(GIVEN TASK): From the entries below, tally how many lines contain "Brad" and report only that figure.

=== PROVIDED RECORDS ===

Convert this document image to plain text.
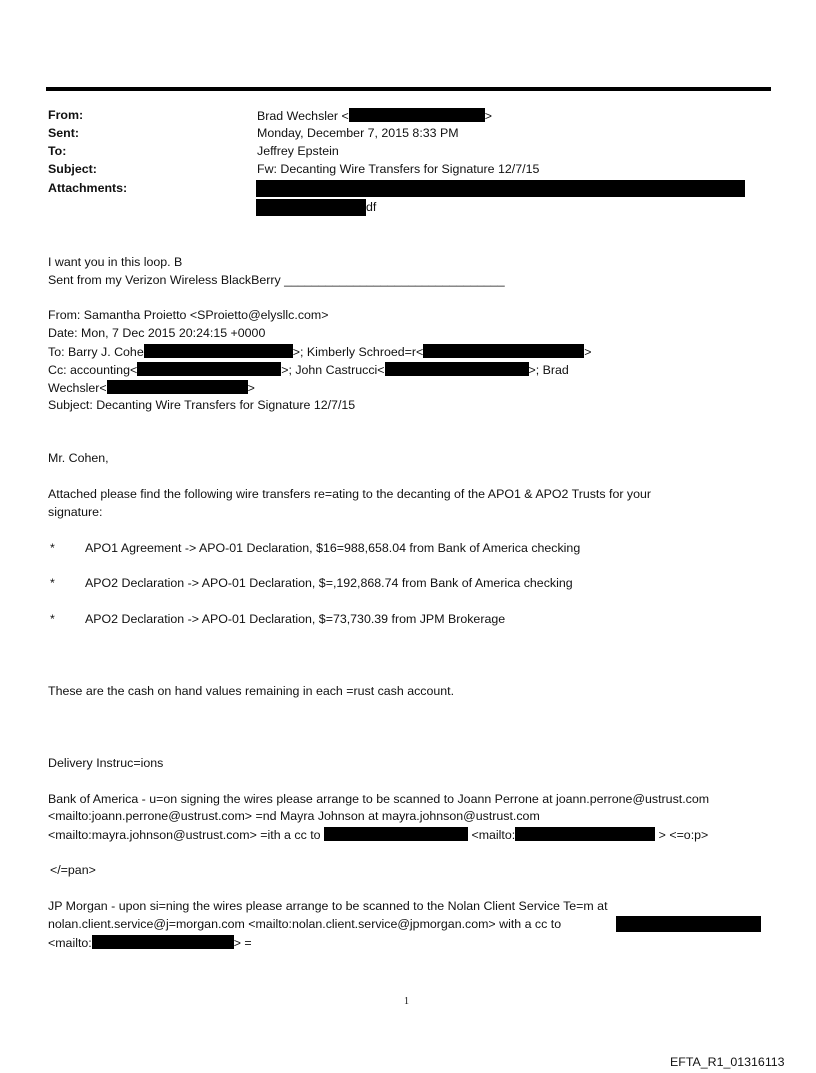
From:	Brad Wechsler <	>
Sent:	Monday, December 7, 2015 8:33 PM
To:	Jeffrey Epstein
Subject:	Fw: Decanting Wire Transfers for Signature 12/7/15
Attachments:
df
I want you in this loop. B
Sent from my Verizon Wireless BlackBerry ________________________________
From: Samantha Proietto <SProietto@elysllc.com>
Date: Mon, 7 Dec 2015 20:24:15 +0000
To: Barry J. Cohe	>; Kimberly Schroed=r<	>
Cc: accounting<	>; John Castrucci<	>; Brad
Wechsler<	>
Subject: Decanting Wire Transfers for Signature 12/7/15
Mr. Cohen,
Attached please find the following wire transfers re=ating to the decanting of the APO1 & APO2 Trusts for your
signature:
* APO1 Agreement -> APO-01 Declaration, $16=988,658.04 from Bank of America checking
* APO2 Declaration -> APO-01 Declaration, $=,192,868.74 from Bank of America checking
* APO2 Declaration -> APO-01 Declaration, $=73,730.39 from JPM Brokerage
These are the cash on hand values remaining in each =rust cash account.
Delivery Instruc=ions
Bank of America - u=on signing the wires please arrange to be scanned to Joann Perrone at joann.perrone@ustrust.com
<mailto:joann.perrone@ustrust.com> =nd Mayra Johnson at mayra.johnson@ustrust.com
<mailto:mayra.johnson@ustrust.com> =ith a cc to	<mailto:	> <=o:p>
</=pan>
JP Morgan - upon si=ning the wires please arrange to be scanned to the Nolan Client Service Te=m at
nolan.client.service@j=morgan.com <mailto:nolan.client.service@jpmorgan.com> with a cc to
<mailto:	> =
1
EFTA_R1_01316113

===

(REPLY TO THE EXERCISE): 2